Figure record listings:
▬▬▬▬▬▬▬▬▬▬
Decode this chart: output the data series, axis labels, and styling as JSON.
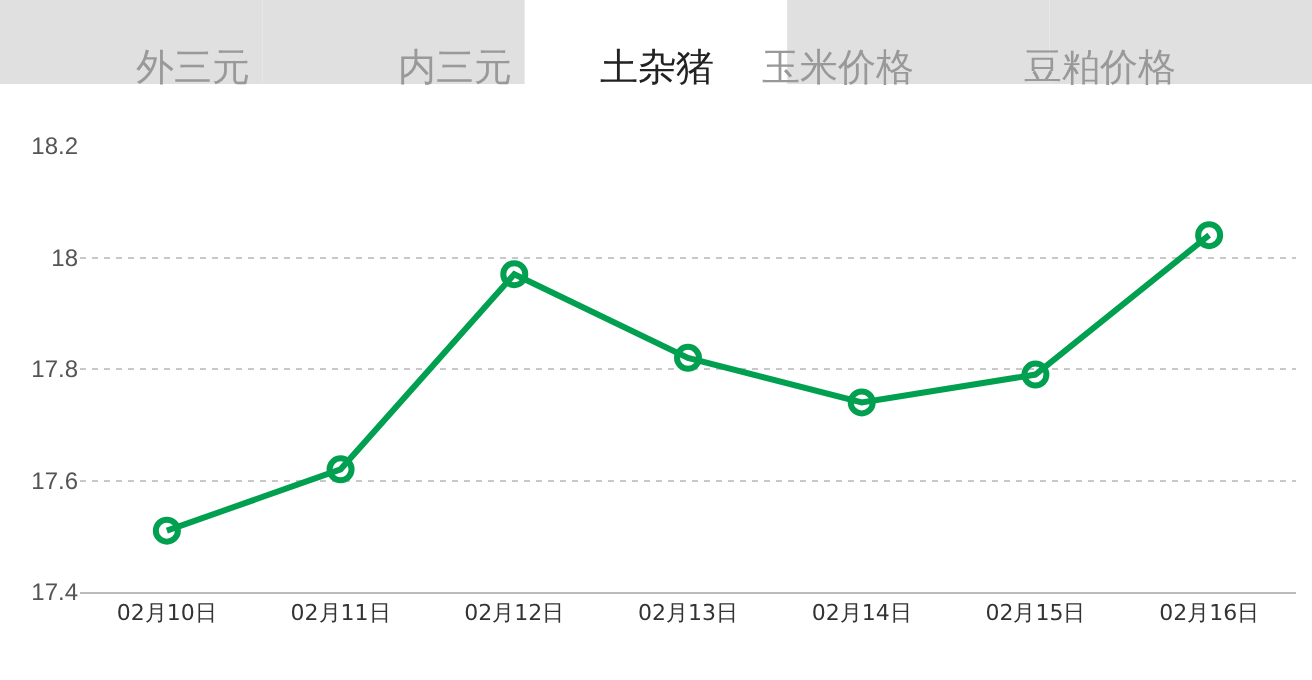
{
  "chart_data": {
    "type": "line",
    "title": "土杂猪",
    "annotations": [
      "外三元",
      "内三元",
      "玉米价格",
      "豆粕价格"
    ],
    "categories": [
      "02月10日",
      "02月11日",
      "02月12日",
      "02月13日",
      "02月14日",
      "02月15日",
      "02月16日"
    ],
    "series": [
      {
        "color": "#00a050",
        "values": [
          17.51,
          17.62,
          17.97,
          17.82,
          17.74,
          17.79,
          18.04
        ]
      }
    ],
    "ylim": [
      17.4,
      18.2
    ],
    "yticks": [
      17.4,
      17.6,
      17.8,
      {
        "value": 18,
        "label": "18"
      },
      18.2
    ],
    "grid": "y",
    "legend": false,
    "marker": "circle",
    "line_style": "solid"
  }
}
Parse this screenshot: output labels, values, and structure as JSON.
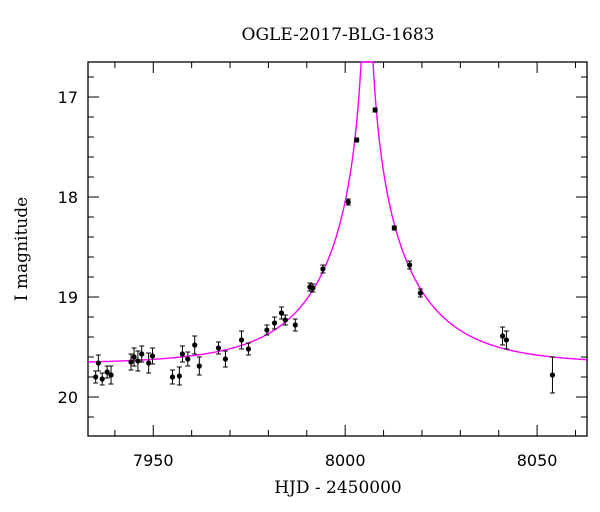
{
  "chart_data": {
    "type": "scatter",
    "title": "OGLE-2017-BLG-1683",
    "xlabel": "HJD - 2450000",
    "ylabel": "I magnitude",
    "xlim": [
      7933,
      8063
    ],
    "ylim": [
      20.39,
      16.65
    ],
    "y_axis_inverted": true,
    "xticks": [
      7950,
      8000,
      8050
    ],
    "xtick_labels": [
      "7950",
      "8000",
      "8050"
    ],
    "yticks": [
      17,
      18,
      19,
      20
    ],
    "ytick_labels": [
      "17",
      "18",
      "19",
      "20"
    ],
    "grid": false,
    "legend": "none",
    "points": [
      {
        "x": 7935.0,
        "y": 19.8,
        "err": 0.06
      },
      {
        "x": 7935.7,
        "y": 19.66,
        "err": 0.08
      },
      {
        "x": 7936.7,
        "y": 19.82,
        "err": 0.06
      },
      {
        "x": 7938.0,
        "y": 19.75,
        "err": 0.06
      },
      {
        "x": 7939.0,
        "y": 19.78,
        "err": 0.09
      },
      {
        "x": 7944.2,
        "y": 19.65,
        "err": 0.08
      },
      {
        "x": 7945.0,
        "y": 19.6,
        "err": 0.09
      },
      {
        "x": 7946.0,
        "y": 19.64,
        "err": 0.1
      },
      {
        "x": 7947.0,
        "y": 19.57,
        "err": 0.08
      },
      {
        "x": 7948.8,
        "y": 19.66,
        "err": 0.1
      },
      {
        "x": 7949.8,
        "y": 19.59,
        "err": 0.08
      },
      {
        "x": 7955.0,
        "y": 19.8,
        "err": 0.07
      },
      {
        "x": 7956.8,
        "y": 19.79,
        "err": 0.09
      },
      {
        "x": 7957.6,
        "y": 19.57,
        "err": 0.08
      },
      {
        "x": 7959.0,
        "y": 19.62,
        "err": 0.07
      },
      {
        "x": 7960.8,
        "y": 19.48,
        "err": 0.09
      },
      {
        "x": 7962.0,
        "y": 19.69,
        "err": 0.09
      },
      {
        "x": 7967.0,
        "y": 19.51,
        "err": 0.06
      },
      {
        "x": 7968.8,
        "y": 19.62,
        "err": 0.08
      },
      {
        "x": 7973.0,
        "y": 19.43,
        "err": 0.09
      },
      {
        "x": 7974.8,
        "y": 19.52,
        "err": 0.06
      },
      {
        "x": 7979.6,
        "y": 19.33,
        "err": 0.05
      },
      {
        "x": 7981.6,
        "y": 19.26,
        "err": 0.06
      },
      {
        "x": 7983.4,
        "y": 19.16,
        "err": 0.06
      },
      {
        "x": 7984.4,
        "y": 19.23,
        "err": 0.05
      },
      {
        "x": 7987.0,
        "y": 19.28,
        "err": 0.06
      },
      {
        "x": 7990.8,
        "y": 18.9,
        "err": 0.04
      },
      {
        "x": 7991.6,
        "y": 18.91,
        "err": 0.04
      },
      {
        "x": 7994.2,
        "y": 18.72,
        "err": 0.04
      },
      {
        "x": 8000.8,
        "y": 18.05,
        "err": 0.03
      },
      {
        "x": 8003.0,
        "y": 17.43,
        "err": 0.02
      },
      {
        "x": 8007.8,
        "y": 17.13,
        "err": 0.02
      },
      {
        "x": 8012.8,
        "y": 18.31,
        "err": 0.02
      },
      {
        "x": 8016.8,
        "y": 18.68,
        "err": 0.04
      },
      {
        "x": 8019.6,
        "y": 18.96,
        "err": 0.04
      },
      {
        "x": 8041.0,
        "y": 19.39,
        "err": 0.09
      },
      {
        "x": 8042.0,
        "y": 19.43,
        "err": 0.09
      },
      {
        "x": 8054.0,
        "y": 19.78,
        "err": 0.18
      }
    ],
    "model": {
      "type": "point-lens light curve",
      "t0": 8005.7,
      "tE": 25,
      "u0": 0.004,
      "baseline_mag": 19.67
    },
    "colors": {
      "points": "#000000",
      "model_curve": "#ff00ff",
      "axes": "#000000"
    }
  }
}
▬▬▬▬▬▬▬▬▬▬
What this task involves:
Print out the material word for word, omitting the pictures.

Expected answer:
Decode this chart: output the data series, axis labels, and styling as JSON.
{
  "chart_data": {
    "type": "line",
    "title": "土杂猪",
    "annotations": [
      "外三元",
      "内三元",
      "玉米价格",
      "豆粕价格"
    ],
    "categories": [
      "02月10日",
      "02月11日",
      "02月12日",
      "02月13日",
      "02月14日",
      "02月15日",
      "02月16日"
    ],
    "series": [
      {
        "color": "#00a050",
        "values": [
          17.51,
          17.62,
          17.97,
          17.82,
          17.74,
          17.79,
          18.04
        ]
      }
    ],
    "ylim": [
      17.4,
      18.2
    ],
    "yticks": [
      17.4,
      17.6,
      17.8,
      {
        "value": 18,
        "label": "18"
      },
      18.2
    ],
    "grid": "y",
    "legend": false,
    "marker": "circle",
    "line_style": "solid"
  }
}
Parse this screenshot: output labels, values, and structure as JSON.
{
  "chart_data": {
    "type": "scatter",
    "title": "OGLE-2017-BLG-1683",
    "xlabel": "HJD - 2450000",
    "ylabel": "I magnitude",
    "xlim": [
      7933,
      8063
    ],
    "ylim": [
      20.39,
      16.65
    ],
    "y_axis_inverted": true,
    "xticks": [
      7950,
      8000,
      8050
    ],
    "xtick_labels": [
      "7950",
      "8000",
      "8050"
    ],
    "yticks": [
      17,
      18,
      19,
      20
    ],
    "ytick_labels": [
      "17",
      "18",
      "19",
      "20"
    ],
    "grid": false,
    "legend": "none",
    "points": [
      {
        "x": 7935.0,
        "y": 19.8,
        "err": 0.06
      },
      {
        "x": 7935.7,
        "y": 19.66,
        "err": 0.08
      },
      {
        "x": 7936.7,
        "y": 19.82,
        "err": 0.06
      },
      {
        "x": 7938.0,
        "y": 19.75,
        "err": 0.06
      },
      {
        "x": 7939.0,
        "y": 19.78,
        "err": 0.09
      },
      {
        "x": 7944.2,
        "y": 19.65,
        "err": 0.08
      },
      {
        "x": 7945.0,
        "y": 19.6,
        "err": 0.09
      },
      {
        "x": 7946.0,
        "y": 19.64,
        "err": 0.1
      },
      {
        "x": 7947.0,
        "y": 19.57,
        "err": 0.08
      },
      {
        "x": 7948.8,
        "y": 19.66,
        "err": 0.1
      },
      {
        "x": 7949.8,
        "y": 19.59,
        "err": 0.08
      },
      {
        "x": 7955.0,
        "y": 19.8,
        "err": 0.07
      },
      {
        "x": 7956.8,
        "y": 19.79,
        "err": 0.09
      },
      {
        "x": 7957.6,
        "y": 19.57,
        "err": 0.08
      },
      {
        "x": 7959.0,
        "y": 19.62,
        "err": 0.07
      },
      {
        "x": 7960.8,
        "y": 19.48,
        "err": 0.09
      },
      {
        "x": 7962.0,
        "y": 19.69,
        "err": 0.09
      },
      {
        "x": 7967.0,
        "y": 19.51,
        "err": 0.06
      },
      {
        "x": 7968.8,
        "y": 19.62,
        "err": 0.08
      },
      {
        "x": 7973.0,
        "y": 19.43,
        "err": 0.09
      },
      {
        "x": 7974.8,
        "y": 19.52,
        "err": 0.06
      },
      {
        "x": 7979.6,
        "y": 19.33,
        "err": 0.05
      },
      {
        "x": 7981.6,
        "y": 19.26,
        "err": 0.06
      },
      {
        "x": 7983.4,
        "y": 19.16,
        "err": 0.06
      },
      {
        "x": 7984.4,
        "y": 19.23,
        "err": 0.05
      },
      {
        "x": 7987.0,
        "y": 19.28,
        "err": 0.06
      },
      {
        "x": 7990.8,
        "y": 18.9,
        "err": 0.04
      },
      {
        "x": 7991.6,
        "y": 18.91,
        "err": 0.04
      },
      {
        "x": 7994.2,
        "y": 18.72,
        "err": 0.04
      },
      {
        "x": 8000.8,
        "y": 18.05,
        "err": 0.03
      },
      {
        "x": 8003.0,
        "y": 17.43,
        "err": 0.02
      },
      {
        "x": 8007.8,
        "y": 17.13,
        "err": 0.02
      },
      {
        "x": 8012.8,
        "y": 18.31,
        "err": 0.02
      },
      {
        "x": 8016.8,
        "y": 18.68,
        "err": 0.04
      },
      {
        "x": 8019.6,
        "y": 18.96,
        "err": 0.04
      },
      {
        "x": 8041.0,
        "y": 19.39,
        "err": 0.09
      },
      {
        "x": 8042.0,
        "y": 19.43,
        "err": 0.09
      },
      {
        "x": 8054.0,
        "y": 19.78,
        "err": 0.18
      }
    ],
    "model": {
      "type": "point-lens light curve",
      "t0": 8005.7,
      "tE": 25,
      "u0": 0.004,
      "baseline_mag": 19.67
    },
    "colors": {
      "points": "#000000",
      "model_curve": "#ff00ff",
      "axes": "#000000"
    }
  }
}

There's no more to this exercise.